**TASK TO COMPLETE**
Scan the entries below and count the lines holding the string "this". Supply only the number.

**EXTRACTED DATA**
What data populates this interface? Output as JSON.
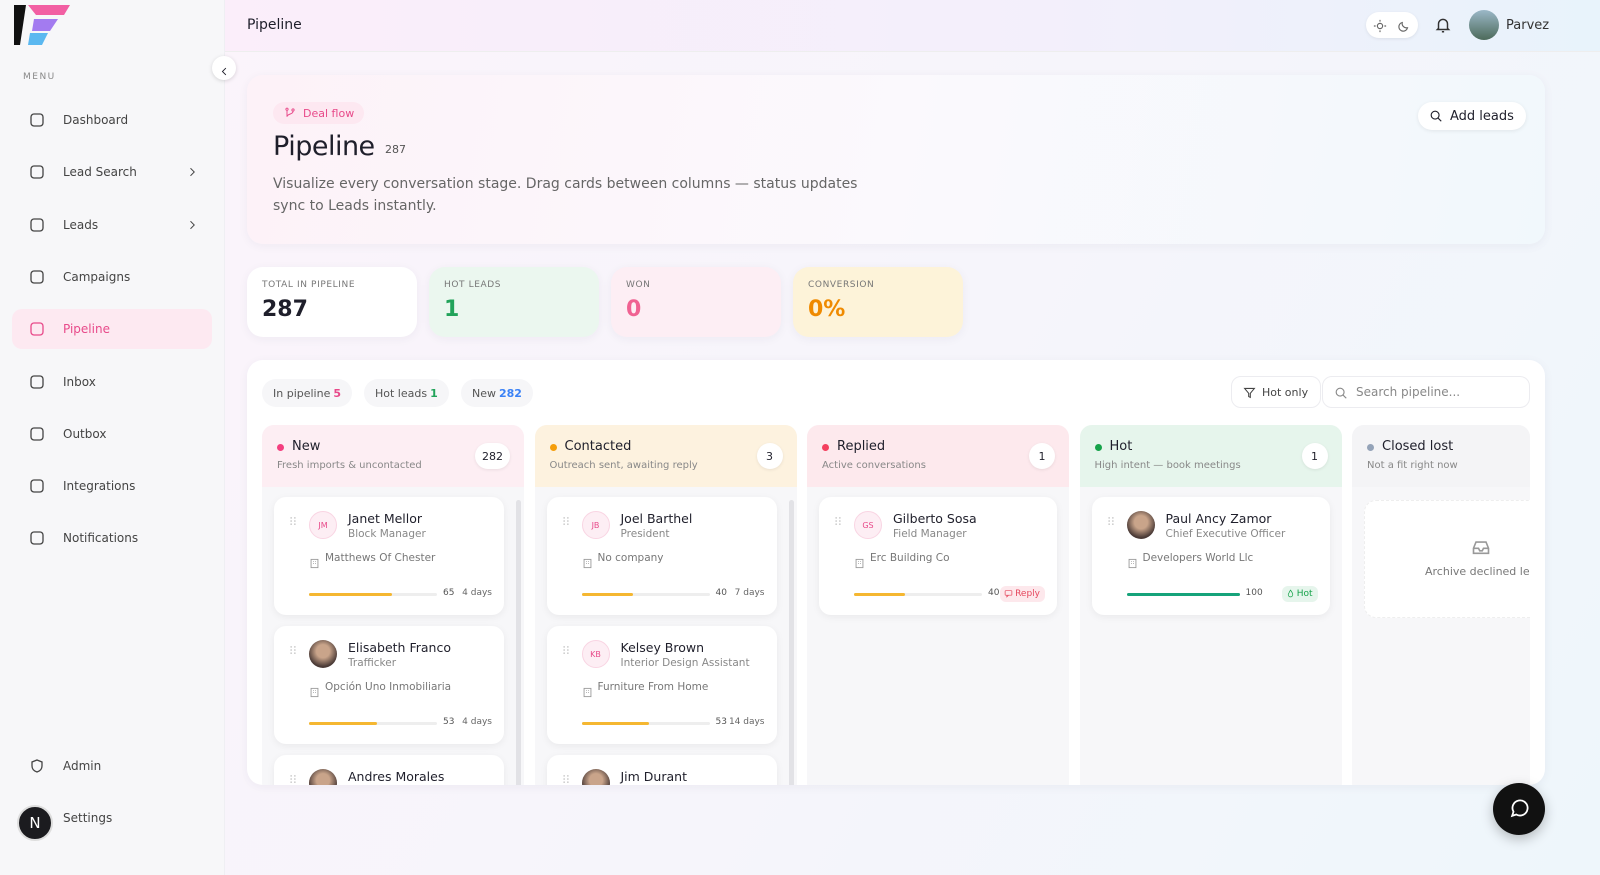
{
  "sidebar": {
    "menu_label": "MENU",
    "items": [
      "Dashboard",
      "Lead Search",
      "Leads",
      "Campaigns",
      "Pipeline",
      "Inbox",
      "Outbox",
      "Integrations",
      "Notifications"
    ],
    "active": "Pipeline",
    "bottom_items": [
      "Admin",
      "Settings"
    ],
    "avatar": "N"
  },
  "topbar": {
    "title": "Pipeline",
    "user": "Parvez"
  },
  "header": {
    "badge": "Deal flow",
    "title": "Pipeline",
    "count": "287",
    "description": "Visualize every conversation stage. Drag cards between columns — status updates sync to Leads instantly.",
    "button": "Add leads"
  },
  "stats": [
    {
      "label": "TOTAL IN PIPELINE",
      "value": "287"
    },
    {
      "label": "HOT LEADS",
      "value": "1"
    },
    {
      "label": "WON",
      "value": "0"
    },
    {
      "label": "CONVERSION",
      "value": "0%"
    }
  ],
  "filters": {
    "tabs": [
      {
        "label": "In pipeline",
        "count": "5"
      },
      {
        "label": "Hot leads",
        "count": "1"
      },
      {
        "label": "New",
        "count": "282"
      }
    ],
    "hot_only": "Hot only",
    "search_placeholder": "Search pipeline..."
  },
  "columns": [
    {
      "title": "New",
      "subtitle": "Fresh imports & uncontacted",
      "count": "282",
      "cards": [
        {
          "initials": "JM",
          "name": "Janet Mellor",
          "role": "Block Manager",
          "company": "Matthews Of Chester",
          "score": 65,
          "age": "4 days"
        },
        {
          "name": "Elisabeth Franco",
          "role": "Trafficker",
          "company": "Opción Uno Inmobiliaria",
          "score": 53,
          "age": "4 days"
        },
        {
          "name": "Andres Morales"
        }
      ]
    },
    {
      "title": "Contacted",
      "subtitle": "Outreach sent, awaiting reply",
      "count": "3",
      "cards": [
        {
          "initials": "JB",
          "name": "Joel Barthel",
          "role": "President",
          "company": "No company",
          "score": 40,
          "age": "7 days"
        },
        {
          "initials": "KB",
          "name": "Kelsey Brown",
          "role": "Interior Design Assistant",
          "company": "Furniture From Home",
          "score": 53,
          "age": "14 days"
        },
        {
          "name": "Jim Durant"
        }
      ]
    },
    {
      "title": "Replied",
      "subtitle": "Active conversations",
      "count": "1",
      "cards": [
        {
          "initials": "GS",
          "name": "Gilberto Sosa",
          "role": "Field Manager",
          "company": "Erc Building Co",
          "score": 40,
          "tag": "Reply"
        }
      ]
    },
    {
      "title": "Hot",
      "subtitle": "High intent — book meetings",
      "count": "1",
      "cards": [
        {
          "name": "Paul Ancy Zamor",
          "role": "Chief Executive Officer",
          "company": "Developers World Llc",
          "score": 100,
          "tag": "Hot"
        }
      ]
    },
    {
      "title": "Closed lost",
      "subtitle": "Not a fit right now",
      "empty": "Archive declined leads",
      "cards": []
    }
  ]
}
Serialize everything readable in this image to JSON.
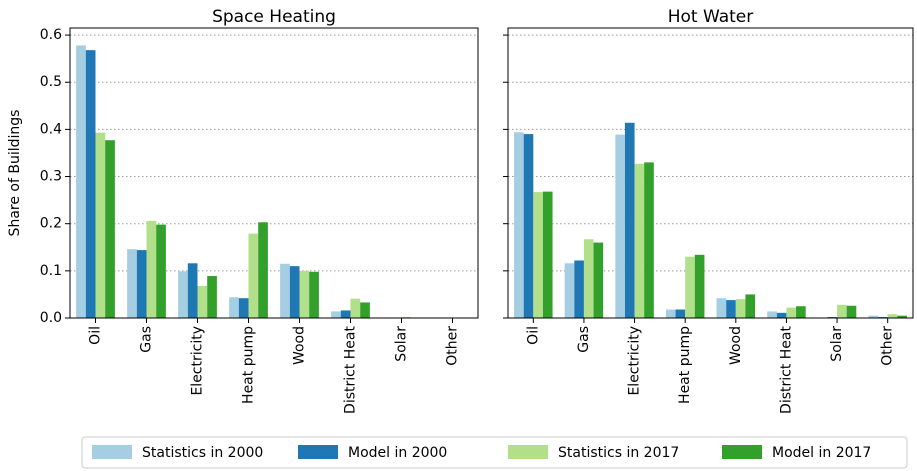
{
  "chart_data": [
    {
      "type": "bar",
      "title": "Space Heating",
      "y_label": "Share of Buildings",
      "categories": [
        "Oil",
        "Gas",
        "Electricity",
        "Heat pump",
        "Wood",
        "District Heat",
        "Solar",
        "Other"
      ],
      "series": [
        {
          "name": "Statistics in 2000",
          "color": "#a6cee3",
          "values": [
            0.578,
            0.146,
            0.099,
            0.044,
            0.115,
            0.014,
            0,
            0
          ]
        },
        {
          "name": "Model in 2000",
          "color": "#1f78b4",
          "values": [
            0.568,
            0.144,
            0.116,
            0.042,
            0.11,
            0.016,
            0,
            0
          ]
        },
        {
          "name": "Statistics in 2017",
          "color": "#b2df8a",
          "values": [
            0.393,
            0.206,
            0.068,
            0.179,
            0.1,
            0.041,
            0.002,
            0
          ]
        },
        {
          "name": "Model in 2017",
          "color": "#33a02c",
          "values": [
            0.377,
            0.198,
            0.089,
            0.203,
            0.098,
            0.033,
            0,
            0
          ]
        }
      ],
      "ylim": [
        0,
        0.615
      ],
      "yticks": [
        {
          "value": 0,
          "label": "0.0"
        },
        0.1,
        0.2,
        0.3,
        0.4,
        0.5,
        0.6
      ],
      "grid": true
    },
    {
      "type": "bar",
      "title": "Hot Water",
      "categories": [
        "Oil",
        "Gas",
        "Electricity",
        "Heat pump",
        "Wood",
        "District Heat",
        "Solar",
        "Other"
      ],
      "series": [
        {
          "color": "#a6cee3",
          "values": [
            0.394,
            0.116,
            0.389,
            0.018,
            0.042,
            0.014,
            0,
            0.005
          ]
        },
        {
          "color": "#1f78b4",
          "values": [
            0.39,
            0.122,
            0.414,
            0.018,
            0.038,
            0.011,
            0.002,
            0.002
          ]
        },
        {
          "color": "#b2df8a",
          "values": [
            0.267,
            0.167,
            0.327,
            0.13,
            0.04,
            0.022,
            0.028,
            0.008
          ]
        },
        {
          "color": "#33a02c",
          "values": [
            0.268,
            0.16,
            0.33,
            0.134,
            0.05,
            0.025,
            0.026,
            0.005
          ]
        }
      ],
      "ylim": [
        0,
        0.615
      ],
      "yticks": [
        0,
        0.1,
        0.2,
        0.3,
        0.4,
        0.5,
        0.6
      ],
      "grid": true
    }
  ]
}
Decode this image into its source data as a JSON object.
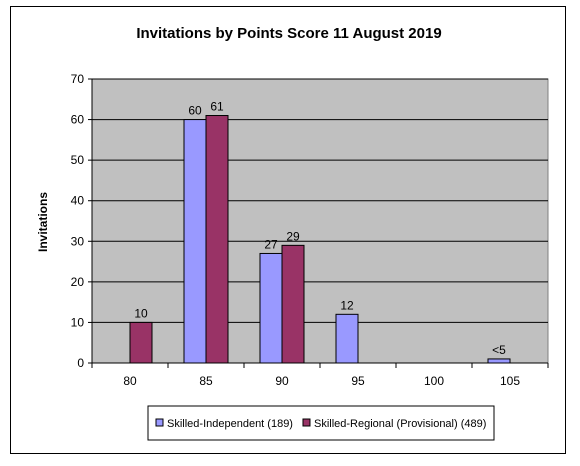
{
  "chart_data": {
    "type": "bar",
    "title": "Invitations by Points Score 11 August 2019",
    "xlabel": "",
    "ylabel": "Invitations",
    "categories": [
      "80",
      "85",
      "90",
      "95",
      "100",
      "105"
    ],
    "ylim": [
      0,
      70
    ],
    "yticks": [
      0,
      10,
      20,
      30,
      40,
      50,
      60,
      70
    ],
    "grid": true,
    "legend": "bottom",
    "series": [
      {
        "name": "Skilled-Independent (189)",
        "values": [
          null,
          60,
          27,
          12,
          null,
          1
        ],
        "labels": [
          "",
          "60",
          "27",
          "12",
          "",
          "<5"
        ],
        "color": "#9999ff"
      },
      {
        "name": "Skilled-Regional (Provisional) (489)",
        "values": [
          10,
          61,
          29,
          null,
          null,
          null
        ],
        "labels": [
          "10",
          "61",
          "29",
          "",
          "",
          ""
        ],
        "color": "#993366"
      }
    ],
    "plot_background": "#c0c0c0"
  }
}
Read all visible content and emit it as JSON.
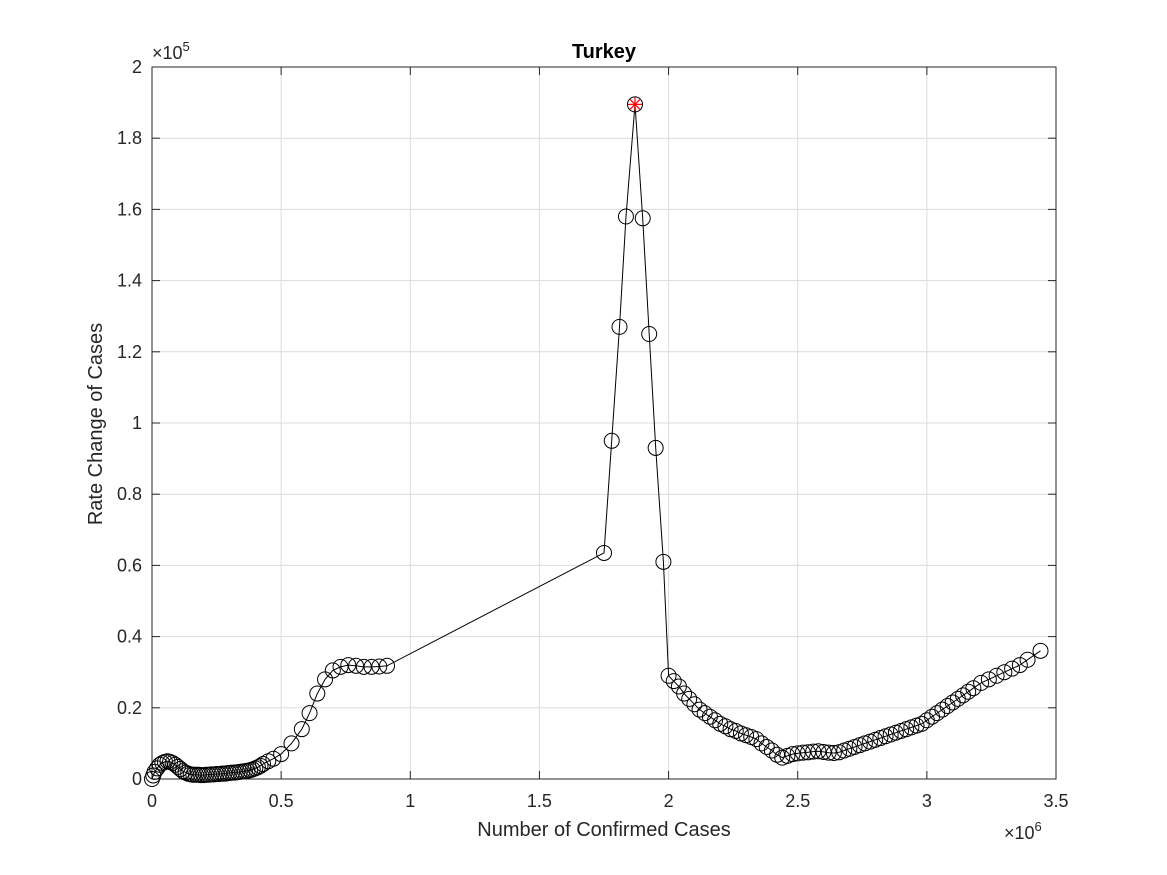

**WRITTEN SOLUTION**
3